>> START DATA
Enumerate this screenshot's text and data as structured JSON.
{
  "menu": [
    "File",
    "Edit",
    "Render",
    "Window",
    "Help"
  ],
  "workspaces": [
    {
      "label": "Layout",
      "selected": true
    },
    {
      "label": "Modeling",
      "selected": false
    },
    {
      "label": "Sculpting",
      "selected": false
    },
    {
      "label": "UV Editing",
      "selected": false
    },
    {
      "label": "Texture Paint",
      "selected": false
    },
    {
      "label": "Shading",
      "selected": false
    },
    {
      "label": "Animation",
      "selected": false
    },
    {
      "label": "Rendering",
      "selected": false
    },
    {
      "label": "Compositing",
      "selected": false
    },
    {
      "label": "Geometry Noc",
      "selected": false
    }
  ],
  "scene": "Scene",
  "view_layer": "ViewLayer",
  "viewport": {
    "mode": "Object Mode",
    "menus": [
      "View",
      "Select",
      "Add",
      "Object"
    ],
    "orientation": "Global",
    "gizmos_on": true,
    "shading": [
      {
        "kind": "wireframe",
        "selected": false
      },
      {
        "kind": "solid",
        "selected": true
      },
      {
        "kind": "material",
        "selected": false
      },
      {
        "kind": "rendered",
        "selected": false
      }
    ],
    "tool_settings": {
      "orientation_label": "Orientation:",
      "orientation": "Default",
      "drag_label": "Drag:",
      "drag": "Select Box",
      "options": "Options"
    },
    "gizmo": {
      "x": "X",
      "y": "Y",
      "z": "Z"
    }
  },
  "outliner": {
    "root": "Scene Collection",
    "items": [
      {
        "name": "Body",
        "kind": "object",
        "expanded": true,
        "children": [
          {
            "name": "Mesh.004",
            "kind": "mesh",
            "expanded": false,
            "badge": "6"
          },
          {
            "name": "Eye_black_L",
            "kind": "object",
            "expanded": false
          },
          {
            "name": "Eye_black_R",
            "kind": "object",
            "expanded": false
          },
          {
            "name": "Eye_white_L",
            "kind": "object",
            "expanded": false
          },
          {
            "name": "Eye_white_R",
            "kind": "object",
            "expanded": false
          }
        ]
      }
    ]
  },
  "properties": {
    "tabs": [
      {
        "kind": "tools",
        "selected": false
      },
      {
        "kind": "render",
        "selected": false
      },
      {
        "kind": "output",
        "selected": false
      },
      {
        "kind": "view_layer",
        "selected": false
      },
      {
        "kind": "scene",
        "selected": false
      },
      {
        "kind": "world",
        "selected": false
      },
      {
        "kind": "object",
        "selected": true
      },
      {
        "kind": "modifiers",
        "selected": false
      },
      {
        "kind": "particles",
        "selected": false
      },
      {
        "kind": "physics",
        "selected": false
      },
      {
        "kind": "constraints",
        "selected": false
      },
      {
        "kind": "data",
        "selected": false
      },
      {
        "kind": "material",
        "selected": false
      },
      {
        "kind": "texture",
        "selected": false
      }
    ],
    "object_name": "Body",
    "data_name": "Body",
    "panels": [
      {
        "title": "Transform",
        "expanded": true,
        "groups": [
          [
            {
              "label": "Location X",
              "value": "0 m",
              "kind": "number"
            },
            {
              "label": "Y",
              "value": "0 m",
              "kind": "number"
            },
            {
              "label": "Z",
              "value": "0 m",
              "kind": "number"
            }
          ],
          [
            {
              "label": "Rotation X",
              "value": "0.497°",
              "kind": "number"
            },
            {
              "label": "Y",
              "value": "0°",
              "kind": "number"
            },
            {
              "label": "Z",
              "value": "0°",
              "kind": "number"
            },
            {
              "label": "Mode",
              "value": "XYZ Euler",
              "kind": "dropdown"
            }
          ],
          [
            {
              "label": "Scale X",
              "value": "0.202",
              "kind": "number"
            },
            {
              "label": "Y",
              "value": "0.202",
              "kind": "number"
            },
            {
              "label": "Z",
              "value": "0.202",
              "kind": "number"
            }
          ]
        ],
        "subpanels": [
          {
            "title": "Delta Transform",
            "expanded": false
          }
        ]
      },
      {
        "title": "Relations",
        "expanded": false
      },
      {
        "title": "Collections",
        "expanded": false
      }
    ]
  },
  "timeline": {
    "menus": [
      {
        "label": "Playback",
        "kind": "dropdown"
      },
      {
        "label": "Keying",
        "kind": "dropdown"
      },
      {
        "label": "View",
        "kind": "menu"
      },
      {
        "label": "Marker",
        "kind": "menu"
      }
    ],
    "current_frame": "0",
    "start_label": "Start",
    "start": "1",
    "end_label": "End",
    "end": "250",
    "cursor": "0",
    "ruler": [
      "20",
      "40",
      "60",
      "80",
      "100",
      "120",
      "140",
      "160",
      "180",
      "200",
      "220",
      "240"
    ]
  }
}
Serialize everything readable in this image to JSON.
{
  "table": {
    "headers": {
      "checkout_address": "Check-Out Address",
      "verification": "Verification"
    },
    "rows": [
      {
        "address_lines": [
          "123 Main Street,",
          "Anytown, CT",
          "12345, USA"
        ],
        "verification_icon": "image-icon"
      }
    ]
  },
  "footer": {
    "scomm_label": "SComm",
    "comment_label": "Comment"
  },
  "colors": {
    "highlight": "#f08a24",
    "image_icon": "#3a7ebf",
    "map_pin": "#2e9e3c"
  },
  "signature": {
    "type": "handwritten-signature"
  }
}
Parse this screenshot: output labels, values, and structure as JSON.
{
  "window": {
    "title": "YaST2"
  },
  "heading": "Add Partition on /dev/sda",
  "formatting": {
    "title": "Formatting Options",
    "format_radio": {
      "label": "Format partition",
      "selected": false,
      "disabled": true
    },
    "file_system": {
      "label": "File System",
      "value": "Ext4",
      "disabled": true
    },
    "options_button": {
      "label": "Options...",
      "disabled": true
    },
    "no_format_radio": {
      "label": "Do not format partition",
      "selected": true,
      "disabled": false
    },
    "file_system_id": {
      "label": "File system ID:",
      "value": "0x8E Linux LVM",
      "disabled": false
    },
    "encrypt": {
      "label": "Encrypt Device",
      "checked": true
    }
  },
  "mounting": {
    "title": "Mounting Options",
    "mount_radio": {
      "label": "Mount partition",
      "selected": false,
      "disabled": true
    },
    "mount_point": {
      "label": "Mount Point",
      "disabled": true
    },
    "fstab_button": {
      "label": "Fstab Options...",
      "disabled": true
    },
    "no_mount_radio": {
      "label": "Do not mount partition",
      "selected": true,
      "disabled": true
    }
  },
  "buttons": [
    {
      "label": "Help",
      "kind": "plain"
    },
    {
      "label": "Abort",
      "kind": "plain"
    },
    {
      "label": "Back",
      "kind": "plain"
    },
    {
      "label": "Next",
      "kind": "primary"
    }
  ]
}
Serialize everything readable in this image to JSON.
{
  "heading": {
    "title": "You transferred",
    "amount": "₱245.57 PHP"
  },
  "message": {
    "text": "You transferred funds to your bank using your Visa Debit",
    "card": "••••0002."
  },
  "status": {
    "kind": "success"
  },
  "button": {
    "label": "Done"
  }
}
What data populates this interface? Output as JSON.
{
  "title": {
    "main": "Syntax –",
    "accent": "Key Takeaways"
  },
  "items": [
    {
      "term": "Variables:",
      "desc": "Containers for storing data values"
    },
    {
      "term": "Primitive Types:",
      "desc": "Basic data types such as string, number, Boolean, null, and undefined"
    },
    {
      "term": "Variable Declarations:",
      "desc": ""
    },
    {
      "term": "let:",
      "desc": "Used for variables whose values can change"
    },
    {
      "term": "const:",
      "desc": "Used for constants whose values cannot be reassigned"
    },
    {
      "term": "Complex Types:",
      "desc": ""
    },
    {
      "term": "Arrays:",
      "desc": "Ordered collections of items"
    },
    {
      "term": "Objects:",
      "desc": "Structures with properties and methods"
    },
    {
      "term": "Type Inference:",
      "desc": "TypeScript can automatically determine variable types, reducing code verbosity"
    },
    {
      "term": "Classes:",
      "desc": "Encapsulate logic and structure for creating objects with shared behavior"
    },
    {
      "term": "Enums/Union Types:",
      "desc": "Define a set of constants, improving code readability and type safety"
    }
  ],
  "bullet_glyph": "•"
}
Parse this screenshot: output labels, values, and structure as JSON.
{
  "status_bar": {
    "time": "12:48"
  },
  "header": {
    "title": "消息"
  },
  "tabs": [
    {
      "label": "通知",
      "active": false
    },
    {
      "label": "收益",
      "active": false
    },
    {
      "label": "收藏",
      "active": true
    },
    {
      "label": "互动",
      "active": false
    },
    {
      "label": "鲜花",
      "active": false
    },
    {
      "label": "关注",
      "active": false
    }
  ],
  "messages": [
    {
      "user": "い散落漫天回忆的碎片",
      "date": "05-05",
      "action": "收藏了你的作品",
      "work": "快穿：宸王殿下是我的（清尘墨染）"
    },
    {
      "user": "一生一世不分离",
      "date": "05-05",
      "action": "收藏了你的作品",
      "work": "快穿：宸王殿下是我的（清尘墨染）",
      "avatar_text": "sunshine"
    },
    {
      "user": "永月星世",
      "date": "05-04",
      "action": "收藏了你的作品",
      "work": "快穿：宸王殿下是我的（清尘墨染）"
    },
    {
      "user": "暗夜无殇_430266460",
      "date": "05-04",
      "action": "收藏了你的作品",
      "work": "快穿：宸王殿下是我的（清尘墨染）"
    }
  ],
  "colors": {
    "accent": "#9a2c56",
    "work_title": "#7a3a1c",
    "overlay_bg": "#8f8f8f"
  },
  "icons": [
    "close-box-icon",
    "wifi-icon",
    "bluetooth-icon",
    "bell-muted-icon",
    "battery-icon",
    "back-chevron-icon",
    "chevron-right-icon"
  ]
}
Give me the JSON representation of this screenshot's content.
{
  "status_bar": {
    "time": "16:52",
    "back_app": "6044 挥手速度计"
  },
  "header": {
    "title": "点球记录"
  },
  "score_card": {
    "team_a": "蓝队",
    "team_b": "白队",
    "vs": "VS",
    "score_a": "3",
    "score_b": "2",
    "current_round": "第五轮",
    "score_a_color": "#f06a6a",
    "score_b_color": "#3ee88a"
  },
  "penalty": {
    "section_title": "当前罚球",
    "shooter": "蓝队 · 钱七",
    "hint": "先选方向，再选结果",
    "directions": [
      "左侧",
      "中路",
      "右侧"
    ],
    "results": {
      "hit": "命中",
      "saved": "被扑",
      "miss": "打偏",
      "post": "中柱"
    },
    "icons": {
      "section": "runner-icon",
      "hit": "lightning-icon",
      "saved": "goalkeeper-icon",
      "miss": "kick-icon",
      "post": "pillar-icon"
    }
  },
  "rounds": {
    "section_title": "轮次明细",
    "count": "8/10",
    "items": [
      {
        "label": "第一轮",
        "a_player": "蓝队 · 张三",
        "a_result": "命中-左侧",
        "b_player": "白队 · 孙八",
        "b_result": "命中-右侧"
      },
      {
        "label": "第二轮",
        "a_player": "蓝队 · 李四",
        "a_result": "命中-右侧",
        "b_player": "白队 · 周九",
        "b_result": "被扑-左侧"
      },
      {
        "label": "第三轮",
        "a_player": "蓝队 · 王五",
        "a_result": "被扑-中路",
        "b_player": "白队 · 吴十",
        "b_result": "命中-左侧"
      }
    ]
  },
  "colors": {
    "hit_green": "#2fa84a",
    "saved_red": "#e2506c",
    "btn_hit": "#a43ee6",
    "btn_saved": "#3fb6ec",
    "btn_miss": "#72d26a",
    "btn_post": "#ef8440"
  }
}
>> END DATA
**SET EXERCISE**
Copy every line of the records above that holds the word "with".

**WRITTEN ANSWER**
      "desc": "Structures with properties and methods"
      "desc": "Encapsulate logic and structure for creating objects with shared behavior"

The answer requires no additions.